§ Task input
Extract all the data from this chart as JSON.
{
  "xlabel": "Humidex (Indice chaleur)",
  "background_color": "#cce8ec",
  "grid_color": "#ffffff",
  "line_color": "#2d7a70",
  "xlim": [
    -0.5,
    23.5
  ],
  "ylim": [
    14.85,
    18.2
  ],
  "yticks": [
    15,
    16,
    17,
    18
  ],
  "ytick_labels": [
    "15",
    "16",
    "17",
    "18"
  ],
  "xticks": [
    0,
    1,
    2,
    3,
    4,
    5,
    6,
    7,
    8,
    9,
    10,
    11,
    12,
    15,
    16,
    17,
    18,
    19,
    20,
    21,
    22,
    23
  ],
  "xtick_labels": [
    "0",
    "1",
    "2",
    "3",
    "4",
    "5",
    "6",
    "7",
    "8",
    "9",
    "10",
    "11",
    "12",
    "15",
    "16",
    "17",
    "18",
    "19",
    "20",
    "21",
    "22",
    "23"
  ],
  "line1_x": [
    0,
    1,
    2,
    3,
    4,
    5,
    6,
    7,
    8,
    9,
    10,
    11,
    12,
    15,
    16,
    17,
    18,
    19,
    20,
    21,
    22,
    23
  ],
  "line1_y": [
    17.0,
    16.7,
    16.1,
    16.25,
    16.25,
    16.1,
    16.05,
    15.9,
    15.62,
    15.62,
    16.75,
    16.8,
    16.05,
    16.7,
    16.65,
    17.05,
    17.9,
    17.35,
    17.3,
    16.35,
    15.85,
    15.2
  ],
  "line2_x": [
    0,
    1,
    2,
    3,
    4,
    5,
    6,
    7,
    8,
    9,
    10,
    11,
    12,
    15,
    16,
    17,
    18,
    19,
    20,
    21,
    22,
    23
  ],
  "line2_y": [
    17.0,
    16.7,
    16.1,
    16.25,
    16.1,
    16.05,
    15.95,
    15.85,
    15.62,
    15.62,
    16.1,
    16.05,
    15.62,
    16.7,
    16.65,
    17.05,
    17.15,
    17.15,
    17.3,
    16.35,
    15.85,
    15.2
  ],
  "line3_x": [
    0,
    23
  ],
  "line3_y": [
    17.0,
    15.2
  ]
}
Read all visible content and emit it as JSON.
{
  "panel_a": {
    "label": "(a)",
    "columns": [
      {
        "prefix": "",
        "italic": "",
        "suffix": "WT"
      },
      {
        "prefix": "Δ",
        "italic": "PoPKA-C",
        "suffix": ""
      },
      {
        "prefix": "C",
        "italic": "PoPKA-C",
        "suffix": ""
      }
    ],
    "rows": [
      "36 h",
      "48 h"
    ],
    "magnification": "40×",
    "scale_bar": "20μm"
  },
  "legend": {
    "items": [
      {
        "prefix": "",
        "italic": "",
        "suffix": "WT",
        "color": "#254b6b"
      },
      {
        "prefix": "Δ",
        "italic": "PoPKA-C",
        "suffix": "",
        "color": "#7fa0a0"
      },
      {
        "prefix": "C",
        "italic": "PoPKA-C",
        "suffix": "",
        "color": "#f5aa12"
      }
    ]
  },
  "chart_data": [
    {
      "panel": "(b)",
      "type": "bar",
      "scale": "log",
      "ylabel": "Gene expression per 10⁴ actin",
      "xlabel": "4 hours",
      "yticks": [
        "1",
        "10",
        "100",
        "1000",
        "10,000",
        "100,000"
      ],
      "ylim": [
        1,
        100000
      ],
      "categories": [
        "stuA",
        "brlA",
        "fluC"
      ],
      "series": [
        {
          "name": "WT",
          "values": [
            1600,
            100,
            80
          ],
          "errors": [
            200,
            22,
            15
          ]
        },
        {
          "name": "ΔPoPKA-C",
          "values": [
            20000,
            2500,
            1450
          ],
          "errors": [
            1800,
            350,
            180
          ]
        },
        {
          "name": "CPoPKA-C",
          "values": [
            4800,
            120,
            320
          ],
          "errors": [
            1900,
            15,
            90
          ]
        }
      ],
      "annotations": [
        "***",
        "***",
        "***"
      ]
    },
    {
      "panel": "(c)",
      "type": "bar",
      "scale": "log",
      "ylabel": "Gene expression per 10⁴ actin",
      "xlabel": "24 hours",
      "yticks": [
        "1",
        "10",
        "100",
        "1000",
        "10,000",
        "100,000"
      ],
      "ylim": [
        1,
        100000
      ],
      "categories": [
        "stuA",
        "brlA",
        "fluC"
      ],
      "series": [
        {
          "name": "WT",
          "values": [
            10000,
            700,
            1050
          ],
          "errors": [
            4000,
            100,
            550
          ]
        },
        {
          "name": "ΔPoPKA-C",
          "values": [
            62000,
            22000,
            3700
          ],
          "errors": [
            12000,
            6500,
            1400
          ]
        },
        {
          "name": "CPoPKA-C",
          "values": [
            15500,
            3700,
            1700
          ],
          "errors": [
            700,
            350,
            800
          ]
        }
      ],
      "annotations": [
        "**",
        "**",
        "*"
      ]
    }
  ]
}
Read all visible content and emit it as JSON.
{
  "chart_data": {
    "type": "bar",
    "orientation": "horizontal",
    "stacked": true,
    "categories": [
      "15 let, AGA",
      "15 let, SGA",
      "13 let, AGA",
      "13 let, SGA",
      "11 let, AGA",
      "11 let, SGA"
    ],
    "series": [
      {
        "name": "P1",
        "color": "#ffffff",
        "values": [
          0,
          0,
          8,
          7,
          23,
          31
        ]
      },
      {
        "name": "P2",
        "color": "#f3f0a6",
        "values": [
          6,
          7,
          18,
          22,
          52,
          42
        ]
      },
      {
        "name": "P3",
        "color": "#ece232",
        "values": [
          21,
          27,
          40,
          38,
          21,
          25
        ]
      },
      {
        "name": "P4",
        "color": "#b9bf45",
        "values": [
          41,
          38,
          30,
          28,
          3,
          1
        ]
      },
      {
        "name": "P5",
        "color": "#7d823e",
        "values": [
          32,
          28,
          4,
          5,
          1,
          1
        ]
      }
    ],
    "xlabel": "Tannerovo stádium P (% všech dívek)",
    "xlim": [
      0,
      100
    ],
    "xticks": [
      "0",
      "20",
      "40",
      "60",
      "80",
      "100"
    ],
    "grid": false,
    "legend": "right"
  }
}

§ Your task
Reproduce every line above without error.

§ Task answer
Extract all the data from this chart as JSON.
{
  "xlabel": "Humidex (Indice chaleur)",
  "background_color": "#cce8ec",
  "grid_color": "#ffffff",
  "line_color": "#2d7a70",
  "xlim": [
    -0.5,
    23.5
  ],
  "ylim": [
    14.85,
    18.2
  ],
  "yticks": [
    15,
    16,
    17,
    18
  ],
  "ytick_labels": [
    "15",
    "16",
    "17",
    "18"
  ],
  "xticks": [
    0,
    1,
    2,
    3,
    4,
    5,
    6,
    7,
    8,
    9,
    10,
    11,
    12,
    15,
    16,
    17,
    18,
    19,
    20,
    21,
    22,
    23
  ],
  "xtick_labels": [
    "0",
    "1",
    "2",
    "3",
    "4",
    "5",
    "6",
    "7",
    "8",
    "9",
    "10",
    "11",
    "12",
    "15",
    "16",
    "17",
    "18",
    "19",
    "20",
    "21",
    "22",
    "23"
  ],
  "line1_x": [
    0,
    1,
    2,
    3,
    4,
    5,
    6,
    7,
    8,
    9,
    10,
    11,
    12,
    15,
    16,
    17,
    18,
    19,
    20,
    21,
    22,
    23
  ],
  "line1_y": [
    17.0,
    16.7,
    16.1,
    16.25,
    16.25,
    16.1,
    16.05,
    15.9,
    15.62,
    15.62,
    16.75,
    16.8,
    16.05,
    16.7,
    16.65,
    17.05,
    17.9,
    17.35,
    17.3,
    16.35,
    15.85,
    15.2
  ],
  "line2_x": [
    0,
    1,
    2,
    3,
    4,
    5,
    6,
    7,
    8,
    9,
    10,
    11,
    12,
    15,
    16,
    17,
    18,
    19,
    20,
    21,
    22,
    23
  ],
  "line2_y": [
    17.0,
    16.7,
    16.1,
    16.25,
    16.1,
    16.05,
    15.95,
    15.85,
    15.62,
    15.62,
    16.1,
    16.05,
    15.62,
    16.7,
    16.65,
    17.05,
    17.15,
    17.15,
    17.3,
    16.35,
    15.85,
    15.2
  ],
  "line3_x": [
    0,
    23
  ],
  "line3_y": [
    17.0,
    15.2
  ]
}
Read all visible content and emit it as JSON.
{
  "panel_a": {
    "label": "(a)",
    "columns": [
      {
        "prefix": "",
        "italic": "",
        "suffix": "WT"
      },
      {
        "prefix": "Δ",
        "italic": "PoPKA-C",
        "suffix": ""
      },
      {
        "prefix": "C",
        "italic": "PoPKA-C",
        "suffix": ""
      }
    ],
    "rows": [
      "36 h",
      "48 h"
    ],
    "magnification": "40×",
    "scale_bar": "20μm"
  },
  "legend": {
    "items": [
      {
        "prefix": "",
        "italic": "",
        "suffix": "WT",
        "color": "#254b6b"
      },
      {
        "prefix": "Δ",
        "italic": "PoPKA-C",
        "suffix": "",
        "color": "#7fa0a0"
      },
      {
        "prefix": "C",
        "italic": "PoPKA-C",
        "suffix": "",
        "color": "#f5aa12"
      }
    ]
  },
  "chart_data": [
    {
      "panel": "(b)",
      "type": "bar",
      "scale": "log",
      "ylabel": "Gene expression per 10⁴ actin",
      "xlabel": "4 hours",
      "yticks": [
        "1",
        "10",
        "100",
        "1000",
        "10,000",
        "100,000"
      ],
      "ylim": [
        1,
        100000
      ],
      "categories": [
        "stuA",
        "brlA",
        "fluC"
      ],
      "series": [
        {
          "name": "WT",
          "values": [
            1600,
            100,
            80
          ],
          "errors": [
            200,
            22,
            15
          ]
        },
        {
          "name": "ΔPoPKA-C",
          "values": [
            20000,
            2500,
            1450
          ],
          "errors": [
            1800,
            350,
            180
          ]
        },
        {
          "name": "CPoPKA-C",
          "values": [
            4800,
            120,
            320
          ],
          "errors": [
            1900,
            15,
            90
          ]
        }
      ],
      "annotations": [
        "***",
        "***",
        "***"
      ]
    },
    {
      "panel": "(c)",
      "type": "bar",
      "scale": "log",
      "ylabel": "Gene expression per 10⁴ actin",
      "xlabel": "24 hours",
      "yticks": [
        "1",
        "10",
        "100",
        "1000",
        "10,000",
        "100,000"
      ],
      "ylim": [
        1,
        100000
      ],
      "categories": [
        "stuA",
        "brlA",
        "fluC"
      ],
      "series": [
        {
          "name": "WT",
          "values": [
            10000,
            700,
            1050
          ],
          "errors": [
            4000,
            100,
            550
          ]
        },
        {
          "name": "ΔPoPKA-C",
          "values": [
            62000,
            22000,
            3700
          ],
          "errors": [
            12000,
            6500,
            1400
          ]
        },
        {
          "name": "CPoPKA-C",
          "values": [
            15500,
            3700,
            1700
          ],
          "errors": [
            700,
            350,
            800
          ]
        }
      ],
      "annotations": [
        "**",
        "**",
        "*"
      ]
    }
  ]
}
Read all visible content and emit it as JSON.
{
  "chart_data": {
    "type": "bar",
    "orientation": "horizontal",
    "stacked": true,
    "categories": [
      "15 let, AGA",
      "15 let, SGA",
      "13 let, AGA",
      "13 let, SGA",
      "11 let, AGA",
      "11 let, SGA"
    ],
    "series": [
      {
        "name": "P1",
        "color": "#ffffff",
        "values": [
          0,
          0,
          8,
          7,
          23,
          31
        ]
      },
      {
        "name": "P2",
        "color": "#f3f0a6",
        "values": [
          6,
          7,
          18,
          22,
          52,
          42
        ]
      },
      {
        "name": "P3",
        "color": "#ece232",
        "values": [
          21,
          27,
          40,
          38,
          21,
          25
        ]
      },
      {
        "name": "P4",
        "color": "#b9bf45",
        "values": [
          41,
          38,
          30,
          28,
          3,
          1
        ]
      },
      {
        "name": "P5",
        "color": "#7d823e",
        "values": [
          32,
          28,
          4,
          5,
          1,
          1
        ]
      }
    ],
    "xlabel": "Tannerovo stádium P (% všech dívek)",
    "xlim": [
      0,
      100
    ],
    "xticks": [
      "0",
      "20",
      "40",
      "60",
      "80",
      "100"
    ],
    "grid": false,
    "legend": "right"
  }
}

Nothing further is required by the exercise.